[start of THE RECORDS]

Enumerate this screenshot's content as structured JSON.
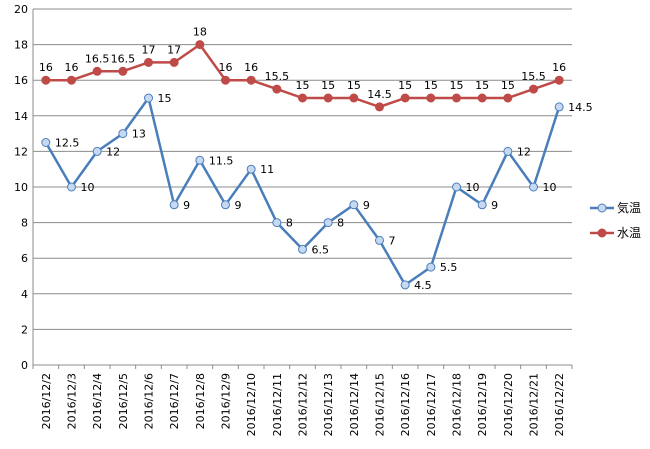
{
  "chart_data": {
    "type": "line",
    "title": "",
    "xlabel": "",
    "ylabel": "",
    "ylim": [
      0,
      20
    ],
    "y_ticks": [
      0,
      2,
      4,
      6,
      8,
      10,
      12,
      14,
      16,
      18,
      20
    ],
    "grid": true,
    "legend_position": "right",
    "categories": [
      "2016/12/2",
      "2016/12/3",
      "2016/12/4",
      "2016/12/5",
      "2016/12/6",
      "2016/12/7",
      "2016/12/8",
      "2016/12/9",
      "2016/12/10",
      "2016/12/11",
      "2016/12/12",
      "2016/12/13",
      "2016/12/14",
      "2016/12/15",
      "2016/12/16",
      "2016/12/17",
      "2016/12/18",
      "2016/12/19",
      "2016/12/20",
      "2016/12/21",
      "2016/12/22"
    ],
    "series": [
      {
        "name": "気温",
        "color": "#4a7ebb",
        "marker_fill": "#c6d9f1",
        "label_position": "right",
        "values": [
          12.5,
          10,
          12,
          13,
          15,
          9,
          11.5,
          9,
          11,
          8,
          6.5,
          8,
          9,
          7,
          4.5,
          5.5,
          10,
          9,
          12,
          10,
          14.5
        ]
      },
      {
        "name": "水温",
        "color": "#be4b48",
        "marker_fill": "#be4b48",
        "label_position": "above",
        "values": [
          16,
          16,
          16.5,
          16.5,
          17,
          17,
          18,
          16,
          16,
          15.5,
          15,
          15,
          15,
          14.5,
          15,
          15,
          15,
          15,
          15,
          15.5,
          16
        ]
      }
    ]
  }
}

[end of THE RECORDS]

WHAT IS ASKED: Copy out every line from the records that has the word "right".

REPLY TO THE EXERCISE:
    "legend_position": "right",
        "label_position": "right",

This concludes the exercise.